*** Records shown
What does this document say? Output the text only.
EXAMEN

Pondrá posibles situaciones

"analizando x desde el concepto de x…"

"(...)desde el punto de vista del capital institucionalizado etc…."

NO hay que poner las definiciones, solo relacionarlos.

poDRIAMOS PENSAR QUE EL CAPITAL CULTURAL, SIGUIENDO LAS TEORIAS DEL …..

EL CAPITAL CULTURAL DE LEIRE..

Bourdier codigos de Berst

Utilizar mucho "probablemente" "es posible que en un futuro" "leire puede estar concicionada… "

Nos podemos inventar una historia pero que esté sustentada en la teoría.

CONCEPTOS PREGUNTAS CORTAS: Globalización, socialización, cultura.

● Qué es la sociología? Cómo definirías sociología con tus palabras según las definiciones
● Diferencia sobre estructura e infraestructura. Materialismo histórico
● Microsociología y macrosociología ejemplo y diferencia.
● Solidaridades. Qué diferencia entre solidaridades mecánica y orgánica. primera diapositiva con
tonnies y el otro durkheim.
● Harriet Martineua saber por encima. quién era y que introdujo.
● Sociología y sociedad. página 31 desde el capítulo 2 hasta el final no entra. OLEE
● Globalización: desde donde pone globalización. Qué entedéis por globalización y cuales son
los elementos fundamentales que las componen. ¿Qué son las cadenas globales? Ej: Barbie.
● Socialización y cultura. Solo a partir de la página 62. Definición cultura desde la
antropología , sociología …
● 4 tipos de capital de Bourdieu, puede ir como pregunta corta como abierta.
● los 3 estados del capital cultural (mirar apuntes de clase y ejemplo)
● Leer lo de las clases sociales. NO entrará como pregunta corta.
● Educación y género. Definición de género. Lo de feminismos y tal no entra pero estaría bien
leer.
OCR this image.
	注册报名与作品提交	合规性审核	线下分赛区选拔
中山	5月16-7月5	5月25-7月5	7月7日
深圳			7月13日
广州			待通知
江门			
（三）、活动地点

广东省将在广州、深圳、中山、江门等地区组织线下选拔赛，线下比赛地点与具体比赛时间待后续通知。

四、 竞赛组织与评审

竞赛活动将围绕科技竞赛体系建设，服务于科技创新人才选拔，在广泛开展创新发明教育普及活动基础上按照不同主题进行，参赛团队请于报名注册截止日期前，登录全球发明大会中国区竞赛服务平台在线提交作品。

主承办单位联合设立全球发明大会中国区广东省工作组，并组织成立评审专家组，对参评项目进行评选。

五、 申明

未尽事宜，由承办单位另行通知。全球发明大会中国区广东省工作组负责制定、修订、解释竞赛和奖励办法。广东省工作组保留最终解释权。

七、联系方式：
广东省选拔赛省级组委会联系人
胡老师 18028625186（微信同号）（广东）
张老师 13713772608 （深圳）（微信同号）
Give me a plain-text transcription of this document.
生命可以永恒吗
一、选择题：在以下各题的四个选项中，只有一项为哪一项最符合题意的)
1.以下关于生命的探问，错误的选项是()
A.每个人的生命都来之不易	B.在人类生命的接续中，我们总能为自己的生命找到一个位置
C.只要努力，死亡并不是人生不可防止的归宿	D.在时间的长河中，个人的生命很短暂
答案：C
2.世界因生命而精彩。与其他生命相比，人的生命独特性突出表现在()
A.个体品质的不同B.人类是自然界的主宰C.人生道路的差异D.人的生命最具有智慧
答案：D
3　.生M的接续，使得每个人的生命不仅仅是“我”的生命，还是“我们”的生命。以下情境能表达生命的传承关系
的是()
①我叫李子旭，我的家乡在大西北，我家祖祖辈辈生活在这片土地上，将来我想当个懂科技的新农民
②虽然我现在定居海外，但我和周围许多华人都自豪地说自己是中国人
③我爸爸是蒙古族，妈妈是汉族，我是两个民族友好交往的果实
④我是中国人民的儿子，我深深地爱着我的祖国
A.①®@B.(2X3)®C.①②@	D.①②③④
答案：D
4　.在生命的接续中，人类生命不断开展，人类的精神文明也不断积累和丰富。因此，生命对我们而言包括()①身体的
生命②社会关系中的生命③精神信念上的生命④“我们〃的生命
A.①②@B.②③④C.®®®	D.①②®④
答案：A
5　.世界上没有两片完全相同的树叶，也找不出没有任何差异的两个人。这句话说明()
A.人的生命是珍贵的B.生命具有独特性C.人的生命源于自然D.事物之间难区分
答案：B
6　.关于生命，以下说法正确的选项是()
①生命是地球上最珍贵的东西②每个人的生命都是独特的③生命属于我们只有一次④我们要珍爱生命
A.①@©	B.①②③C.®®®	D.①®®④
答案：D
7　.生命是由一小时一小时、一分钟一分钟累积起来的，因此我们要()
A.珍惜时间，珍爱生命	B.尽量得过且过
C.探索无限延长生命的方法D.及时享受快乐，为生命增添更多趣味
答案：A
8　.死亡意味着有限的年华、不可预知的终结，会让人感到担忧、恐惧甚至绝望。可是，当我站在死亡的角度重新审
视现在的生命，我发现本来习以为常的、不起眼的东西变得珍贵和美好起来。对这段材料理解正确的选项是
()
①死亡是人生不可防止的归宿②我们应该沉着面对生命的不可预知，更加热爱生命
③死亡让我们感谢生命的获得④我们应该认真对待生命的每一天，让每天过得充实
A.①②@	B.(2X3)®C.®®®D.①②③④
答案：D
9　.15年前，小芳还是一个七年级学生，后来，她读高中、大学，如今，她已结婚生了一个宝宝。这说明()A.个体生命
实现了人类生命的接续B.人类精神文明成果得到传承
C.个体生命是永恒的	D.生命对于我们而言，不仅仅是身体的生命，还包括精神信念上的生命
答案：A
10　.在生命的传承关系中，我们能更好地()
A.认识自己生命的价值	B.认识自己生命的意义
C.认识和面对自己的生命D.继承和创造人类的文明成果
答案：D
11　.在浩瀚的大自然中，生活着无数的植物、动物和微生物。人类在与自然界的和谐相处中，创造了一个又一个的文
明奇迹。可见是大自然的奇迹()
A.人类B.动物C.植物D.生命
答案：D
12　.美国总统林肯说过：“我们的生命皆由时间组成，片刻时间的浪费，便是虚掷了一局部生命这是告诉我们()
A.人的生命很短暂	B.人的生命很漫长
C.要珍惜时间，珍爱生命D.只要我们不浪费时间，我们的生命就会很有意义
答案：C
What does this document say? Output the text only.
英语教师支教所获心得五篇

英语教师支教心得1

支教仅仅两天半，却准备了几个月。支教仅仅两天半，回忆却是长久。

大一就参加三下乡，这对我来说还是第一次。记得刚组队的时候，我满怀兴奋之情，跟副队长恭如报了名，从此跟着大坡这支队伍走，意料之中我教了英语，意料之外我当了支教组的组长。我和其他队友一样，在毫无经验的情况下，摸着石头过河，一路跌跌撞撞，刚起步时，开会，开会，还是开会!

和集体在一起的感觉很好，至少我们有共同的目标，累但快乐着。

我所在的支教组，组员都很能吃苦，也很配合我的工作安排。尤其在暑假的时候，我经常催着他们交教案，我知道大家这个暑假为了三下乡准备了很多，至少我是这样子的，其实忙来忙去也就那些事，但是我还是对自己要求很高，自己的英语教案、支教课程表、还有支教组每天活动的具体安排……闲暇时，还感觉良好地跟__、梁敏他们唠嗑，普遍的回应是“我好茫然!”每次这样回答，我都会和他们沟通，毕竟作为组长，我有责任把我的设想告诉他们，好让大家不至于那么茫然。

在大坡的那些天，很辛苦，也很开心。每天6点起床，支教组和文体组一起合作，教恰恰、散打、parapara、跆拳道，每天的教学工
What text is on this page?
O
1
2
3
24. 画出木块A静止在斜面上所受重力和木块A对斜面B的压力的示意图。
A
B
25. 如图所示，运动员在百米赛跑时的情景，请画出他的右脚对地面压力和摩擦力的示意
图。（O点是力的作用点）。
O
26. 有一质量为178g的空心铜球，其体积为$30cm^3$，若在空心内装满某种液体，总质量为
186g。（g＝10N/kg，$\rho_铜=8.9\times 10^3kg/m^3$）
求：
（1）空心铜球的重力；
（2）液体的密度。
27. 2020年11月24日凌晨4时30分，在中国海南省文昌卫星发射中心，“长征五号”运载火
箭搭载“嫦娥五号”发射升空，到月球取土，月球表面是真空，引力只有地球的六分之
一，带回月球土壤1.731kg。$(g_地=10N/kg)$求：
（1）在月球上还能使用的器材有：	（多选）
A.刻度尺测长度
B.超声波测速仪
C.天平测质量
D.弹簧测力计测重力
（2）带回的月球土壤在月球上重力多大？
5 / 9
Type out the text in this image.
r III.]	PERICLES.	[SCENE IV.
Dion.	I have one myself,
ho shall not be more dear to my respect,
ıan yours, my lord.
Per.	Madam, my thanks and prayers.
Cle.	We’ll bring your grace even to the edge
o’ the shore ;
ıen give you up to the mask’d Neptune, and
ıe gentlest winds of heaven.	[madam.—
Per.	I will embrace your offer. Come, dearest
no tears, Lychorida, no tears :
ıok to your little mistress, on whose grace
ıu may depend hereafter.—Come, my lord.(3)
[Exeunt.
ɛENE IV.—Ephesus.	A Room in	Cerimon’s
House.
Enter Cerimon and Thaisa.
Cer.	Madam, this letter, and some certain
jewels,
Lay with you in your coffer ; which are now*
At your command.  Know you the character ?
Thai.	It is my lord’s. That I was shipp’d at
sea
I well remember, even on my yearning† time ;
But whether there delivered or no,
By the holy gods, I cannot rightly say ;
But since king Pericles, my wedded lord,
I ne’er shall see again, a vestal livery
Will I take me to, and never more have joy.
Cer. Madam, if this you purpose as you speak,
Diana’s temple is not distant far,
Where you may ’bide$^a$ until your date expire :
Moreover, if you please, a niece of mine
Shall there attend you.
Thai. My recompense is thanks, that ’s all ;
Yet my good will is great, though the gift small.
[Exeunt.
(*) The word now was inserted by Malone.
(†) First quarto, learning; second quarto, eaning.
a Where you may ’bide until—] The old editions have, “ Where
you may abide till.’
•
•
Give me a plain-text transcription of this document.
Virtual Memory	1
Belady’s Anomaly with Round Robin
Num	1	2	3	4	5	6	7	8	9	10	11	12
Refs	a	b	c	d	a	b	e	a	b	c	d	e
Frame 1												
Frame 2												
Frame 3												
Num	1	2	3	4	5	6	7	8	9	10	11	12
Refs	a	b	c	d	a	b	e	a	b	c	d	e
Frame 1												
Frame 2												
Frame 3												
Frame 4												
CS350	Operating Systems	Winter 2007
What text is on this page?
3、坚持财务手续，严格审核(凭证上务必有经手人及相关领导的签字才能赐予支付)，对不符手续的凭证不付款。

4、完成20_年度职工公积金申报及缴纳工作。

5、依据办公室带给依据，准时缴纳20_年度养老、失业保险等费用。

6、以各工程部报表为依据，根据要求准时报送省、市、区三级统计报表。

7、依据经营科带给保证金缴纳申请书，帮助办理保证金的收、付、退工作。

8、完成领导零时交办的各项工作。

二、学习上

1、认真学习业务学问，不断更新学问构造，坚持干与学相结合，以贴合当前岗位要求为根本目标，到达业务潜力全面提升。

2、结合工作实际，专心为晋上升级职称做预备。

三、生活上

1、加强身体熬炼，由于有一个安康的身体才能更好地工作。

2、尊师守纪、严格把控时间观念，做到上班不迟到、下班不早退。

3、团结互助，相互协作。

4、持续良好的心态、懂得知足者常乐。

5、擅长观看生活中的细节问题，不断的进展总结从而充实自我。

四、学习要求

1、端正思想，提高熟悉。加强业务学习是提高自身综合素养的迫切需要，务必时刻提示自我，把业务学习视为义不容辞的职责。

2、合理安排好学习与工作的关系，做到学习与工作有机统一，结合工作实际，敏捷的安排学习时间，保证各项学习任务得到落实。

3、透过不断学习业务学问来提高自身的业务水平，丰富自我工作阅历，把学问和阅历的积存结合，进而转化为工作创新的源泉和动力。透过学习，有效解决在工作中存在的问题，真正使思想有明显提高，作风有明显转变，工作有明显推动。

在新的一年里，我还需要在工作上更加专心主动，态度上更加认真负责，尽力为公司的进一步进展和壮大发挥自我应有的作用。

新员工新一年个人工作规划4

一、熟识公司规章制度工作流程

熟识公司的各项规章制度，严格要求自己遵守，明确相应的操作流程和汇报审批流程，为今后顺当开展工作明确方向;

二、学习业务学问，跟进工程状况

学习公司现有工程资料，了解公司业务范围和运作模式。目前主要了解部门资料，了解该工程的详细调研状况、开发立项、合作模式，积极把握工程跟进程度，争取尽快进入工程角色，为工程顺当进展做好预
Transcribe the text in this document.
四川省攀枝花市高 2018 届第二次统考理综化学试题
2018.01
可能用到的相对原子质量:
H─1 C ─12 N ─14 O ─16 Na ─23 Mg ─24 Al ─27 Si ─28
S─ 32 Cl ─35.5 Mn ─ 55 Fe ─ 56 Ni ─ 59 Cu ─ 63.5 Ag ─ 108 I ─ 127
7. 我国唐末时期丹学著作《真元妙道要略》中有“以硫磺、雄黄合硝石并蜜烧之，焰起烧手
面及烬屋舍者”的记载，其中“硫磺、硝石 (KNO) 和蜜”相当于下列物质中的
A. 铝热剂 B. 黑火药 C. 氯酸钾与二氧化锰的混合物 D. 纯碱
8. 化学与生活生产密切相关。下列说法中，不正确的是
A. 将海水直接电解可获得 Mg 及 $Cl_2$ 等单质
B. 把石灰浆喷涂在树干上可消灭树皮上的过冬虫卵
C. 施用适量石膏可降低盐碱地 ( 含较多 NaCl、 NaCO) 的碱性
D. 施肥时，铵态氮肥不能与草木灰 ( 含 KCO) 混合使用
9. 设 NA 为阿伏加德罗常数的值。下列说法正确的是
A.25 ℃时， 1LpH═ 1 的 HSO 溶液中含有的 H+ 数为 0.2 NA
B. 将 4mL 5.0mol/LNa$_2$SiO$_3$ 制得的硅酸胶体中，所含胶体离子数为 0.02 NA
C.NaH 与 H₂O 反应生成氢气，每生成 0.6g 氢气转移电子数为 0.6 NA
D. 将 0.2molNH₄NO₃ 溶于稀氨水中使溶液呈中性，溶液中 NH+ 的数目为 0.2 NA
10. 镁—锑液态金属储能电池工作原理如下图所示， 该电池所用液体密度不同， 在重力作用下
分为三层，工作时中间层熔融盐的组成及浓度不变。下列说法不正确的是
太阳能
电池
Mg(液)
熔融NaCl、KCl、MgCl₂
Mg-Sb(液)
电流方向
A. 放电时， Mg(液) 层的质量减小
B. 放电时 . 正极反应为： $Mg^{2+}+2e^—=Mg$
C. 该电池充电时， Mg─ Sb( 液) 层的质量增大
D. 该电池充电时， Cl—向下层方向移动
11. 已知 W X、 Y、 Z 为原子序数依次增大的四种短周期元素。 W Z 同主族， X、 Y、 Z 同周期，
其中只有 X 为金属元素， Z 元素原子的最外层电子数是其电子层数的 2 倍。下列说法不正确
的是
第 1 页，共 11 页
******
* **What you are asked to do**
Pick out all lines from the data above in which the word "Definición" appears.

* **Task output**
● Socialización y cultura. Solo a partir de la página 62. Definición cultura desde la
● Educación y género. Definición de género. Lo de feminismos y tal no entra pero estaría bien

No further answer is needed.